------ Input records ------

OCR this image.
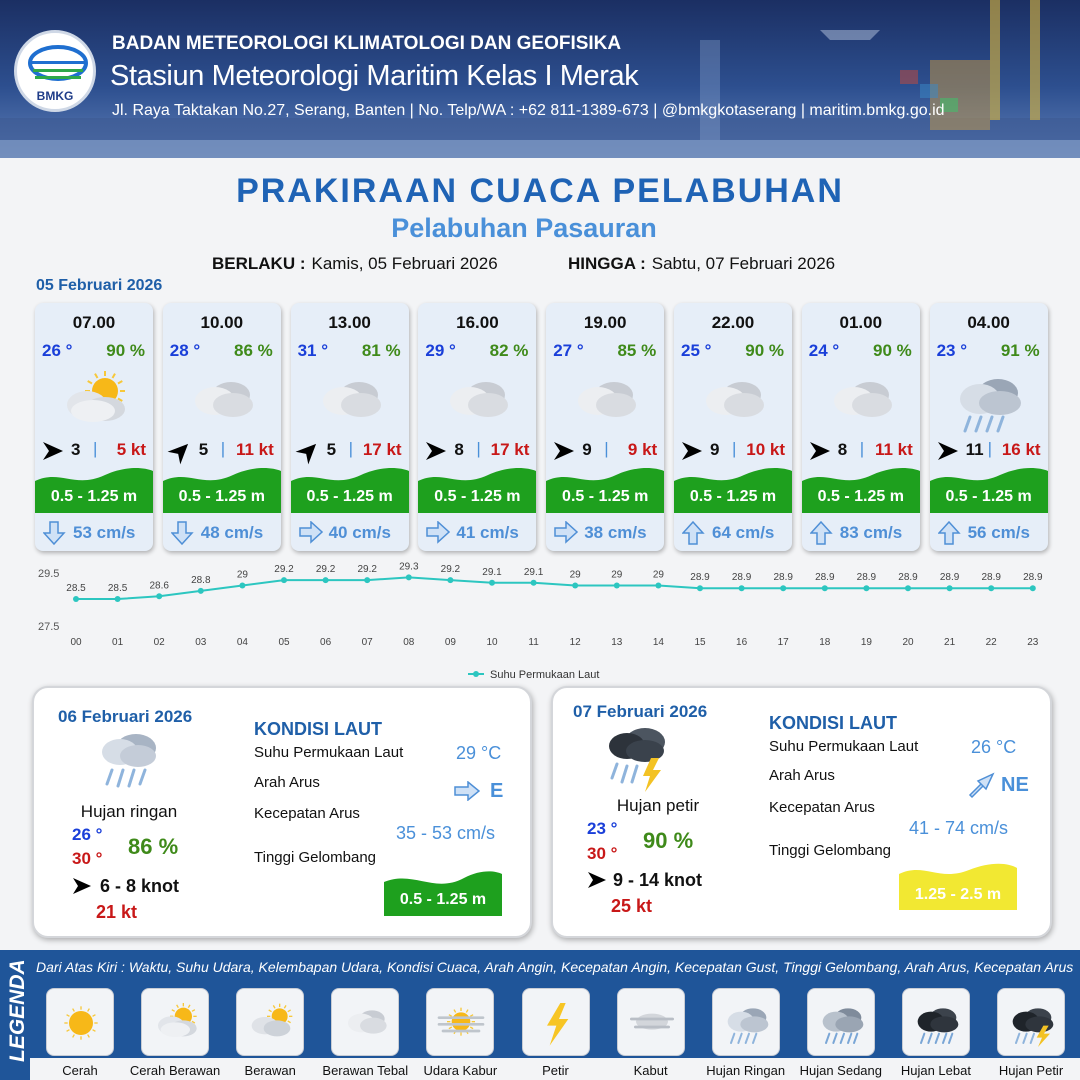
BMKG
BADAN METEOROLOGI KLIMATOLOGI DAN GEOFISIKA
Stasiun Meteorologi Maritim Kelas I Merak
Jl. Raya Taktakan No.27, Serang, Banten | No. Telp/WA : +62 811-1389-673 | @bmkgkotaserang | maritim.bmkg.go.id
PRAKIRAAN CUACA PELABUHAN
Pelabuhan Pasauran
BERLAKU : Kamis, 05 Februari 2026	HINGGA : Sabtu, 07 Februari 2026
05 Februari 2026
07.00
26 ° 90 %
3 | 5 kt
0.5 - 1.25 m
53 cm/s
10.00
28 ° 86 %
5 | 11 kt
0.5 - 1.25 m
48 cm/s
13.00
31 ° 81 %
5 | 17 kt
0.5 - 1.25 m
40 cm/s
16.00
29 ° 82 %
8 | 17 kt
0.5 - 1.25 m
41 cm/s
19.00
27 ° 85 %
9 | 9 kt
0.5 - 1.25 m
38 cm/s
22.00
25 ° 90 %
9 | 10 kt
0.5 - 1.25 m
64 cm/s
01.00
24 ° 90 %
8 | 11 kt
0.5 - 1.25 m
83 cm/s
04.00
23 ° 91 %
11 | 16 kt
0.5 - 1.25 m
56 cm/s
29.5
27.5
28.5
00
28.5
01
28.6
02
28.8
03
29
04
29.2
05
29.2
06
29.2
07
29.3
08
29.2
09
29.1
10
29.1
11
29
12
29
13
29
14
28.9
15
28.9
16
28.9
17
28.9
18
28.9
19
28.9
20
28.9
21
28.9
22
28.9
23
Suhu Permukaan Laut
06 Februari 2026
Hujan ringan
26 °
30 ° 86 %
6 - 8 knot
21 kt
KONDISI LAUT
Suhu Permukaan Laut	29 °C
Arah Arus	E
Kecepatan Arus
35 - 53 cm/s
Tinggi Gelombang
0.5 - 1.25 m
07 Februari 2026
Hujan petir
23 °
30 °
90 %
9 - 14 knot
25 kt
KONDISI LAUT
Suhu Permukaan Laut	26 °C
Arah Arus	NE
Kecepatan Arus
41 - 74 cm/s
Tinggi Gelombang
1.25 - 2.5 m
LEGENDA Dari Atas Kiri : Waktu, Suhu Udara, Kelembapan Udara, Kondisi Cuaca, Arah Angin, Kecepatan Angin, Kecepatan Gust, Tinggi Gelombang, Arah Arus, Kecepatan Arus
Cerah	Cerah Berawan	Berawan	Berawan Tebal	Udara Kabur	Petir	Kabut	Hujan Ringan	Hujan Sedang	Hujan Lebat	Hujan Petir
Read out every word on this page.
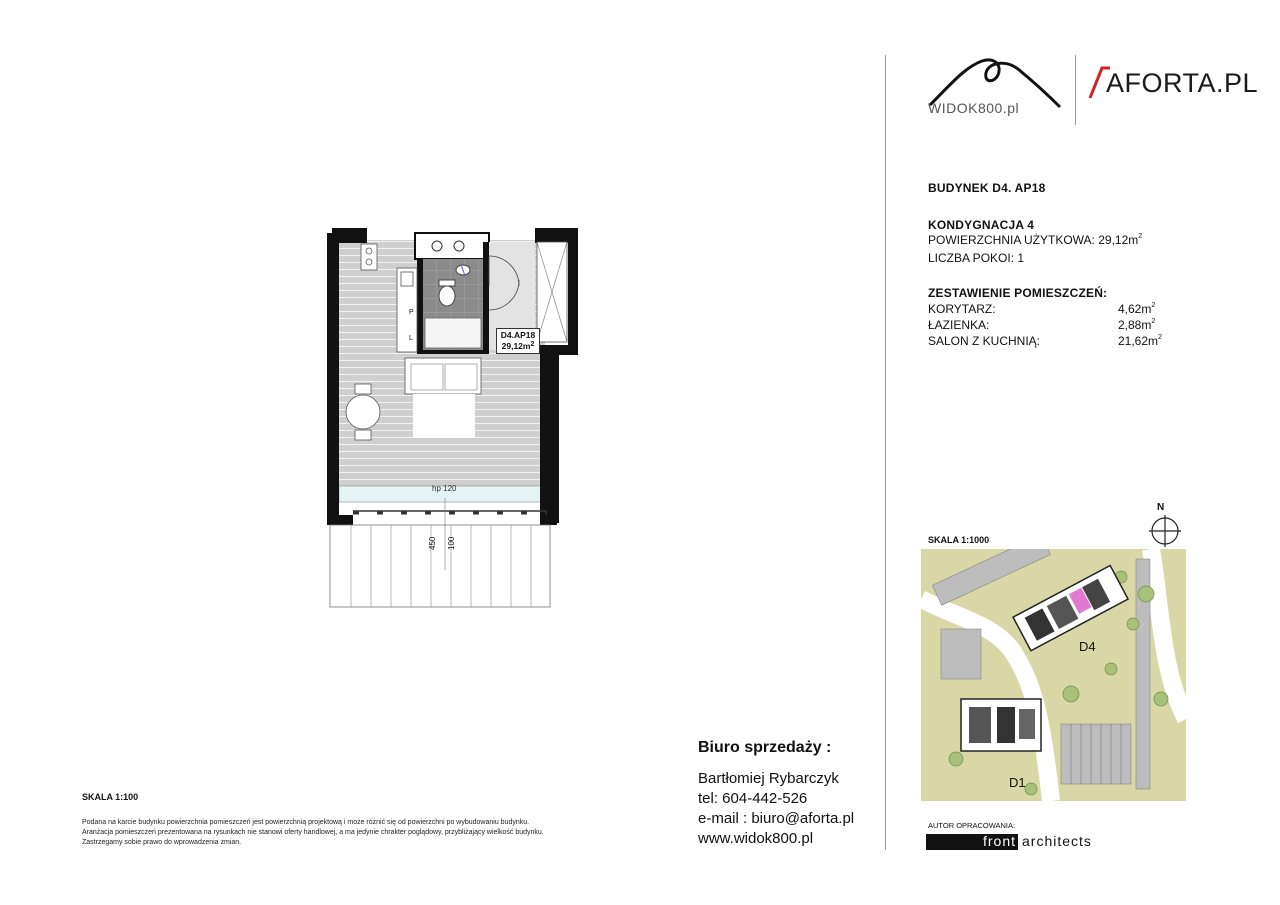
WIDOK800.pl
AFORTA.PL
BUDYNEK D4. AP18
KONDYGNACJA 4
POWIERZCHNIA UŻYTKOWA: $29,12m^2$
LICZBA POKOI: 1
ZESTAWIENIE POMIESZCZEŃ:
KORYTARZ:	$4,62m^2$
ŁAZIENKA:	$2,88m^2$
SALON Z KUCHNIĄ:	$21,62m^2$
D4.AP18
$29,12m^2$
L
P
hp 120
450 100
N
SKALA 1:1000
D4
D1
AUTOR OPRACOWANIA:
front architects
Biuro sprzedaży :
Bartłomiej Rybarczyk
tel: 604-442-526
e-mail : biuro@aforta.pl
www.widok800.pl
SKALA 1:100
Podana na karcie budynku powierzchnia pomieszczeń jest powierzchnią projektową i może różnić się od powierzchni po wybudowaniu budynku.
Aranżacja pomieszczeń prezentowana na rysunkach nie stanowi oferty handlowej, a ma jedynie chrakter poglądowy, przybliżający wielkość budynku.
Zastrzegamy sobie prawo do wprowadzenia zmian.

------

| Problem statement |
Take the listing above and restate it word for word, without its pictures.

| Result below |
OCR this image.
BMKG
BADAN METEOROLOGI KLIMATOLOGI DAN GEOFISIKA
Stasiun Meteorologi Maritim Kelas I Merak
Jl. Raya Taktakan No.27, Serang, Banten | No. Telp/WA : +62 811-1389-673 | @bmkgkotaserang | maritim.bmkg.go.id
PRAKIRAAN CUACA PELABUHAN
Pelabuhan Pasauran
BERLAKU : Kamis, 05 Februari 2026	HINGGA : Sabtu, 07 Februari 2026
05 Februari 2026
07.00
26 ° 90 %
3 | 5 kt
0.5 - 1.25 m
53 cm/s
10.00
28 ° 86 %
5 | 11 kt
0.5 - 1.25 m
48 cm/s
13.00
31 ° 81 %
5 | 17 kt
0.5 - 1.25 m
40 cm/s
16.00
29 ° 82 %
8 | 17 kt
0.5 - 1.25 m
41 cm/s
19.00
27 ° 85 %
9 | 9 kt
0.5 - 1.25 m
38 cm/s
22.00
25 ° 90 %
9 | 10 kt
0.5 - 1.25 m
64 cm/s
01.00
24 ° 90 %
8 | 11 kt
0.5 - 1.25 m
83 cm/s
04.00
23 ° 91 %
11 | 16 kt
0.5 - 1.25 m
56 cm/s
29.5
27.5
28.5
00
28.5
01
28.6
02
28.8
03
29
04
29.2
05
29.2
06
29.2
07
29.3
08
29.2
09
29.1
10
29.1
11
29
12
29
13
29
14
28.9
15
28.9
16
28.9
17
28.9
18
28.9
19
28.9
20
28.9
21
28.9
22
28.9
23
Suhu Permukaan Laut
06 Februari 2026
Hujan ringan
26 °
30 ° 86 %
6 - 8 knot
21 kt
KONDISI LAUT
Suhu Permukaan Laut	29 °C
Arah Arus	E
Kecepatan Arus
35 - 53 cm/s
Tinggi Gelombang
0.5 - 1.25 m
07 Februari 2026
Hujan petir
23 °
30 °
90 %
9 - 14 knot
25 kt
KONDISI LAUT
Suhu Permukaan Laut	26 °C
Arah Arus	NE
Kecepatan Arus
41 - 74 cm/s
Tinggi Gelombang
1.25 - 2.5 m
LEGENDA Dari Atas Kiri : Waktu, Suhu Udara, Kelembapan Udara, Kondisi Cuaca, Arah Angin, Kecepatan Angin, Kecepatan Gust, Tinggi Gelombang, Arah Arus, Kecepatan Arus
Cerah	Cerah Berawan	Berawan	Berawan Tebal	Udara Kabur	Petir	Kabut	Hujan Ringan	Hujan Sedang	Hujan Lebat	Hujan Petir
Read out every word on this page.
WIDOK800.pl
AFORTA.PL
BUDYNEK D4. AP18
KONDYGNACJA 4
POWIERZCHNIA UŻYTKOWA: $29,12m^2$
LICZBA POKOI: 1
ZESTAWIENIE POMIESZCZEŃ:
KORYTARZ:	$4,62m^2$
ŁAZIENKA:	$2,88m^2$
SALON Z KUCHNIĄ:	$21,62m^2$
D4.AP18
$29,12m^2$
L
P
hp 120
450 100
N
SKALA 1:1000
D4
D1
AUTOR OPRACOWANIA:
front architects
Biuro sprzedaży :
Bartłomiej Rybarczyk
tel: 604-442-526
e-mail : biuro@aforta.pl
www.widok800.pl
SKALA 1:100
Podana na karcie budynku powierzchnia pomieszczeń jest powierzchnią projektową i może różnić się od powierzchni po wybudowaniu budynku.
Aranżacja pomieszczeń prezentowana na rysunkach nie stanowi oferty handlowej, a ma jedynie chrakter poglądowy, przybliżający wielkość budynku.
Zastrzegamy sobie prawo do wprowadzenia zmian.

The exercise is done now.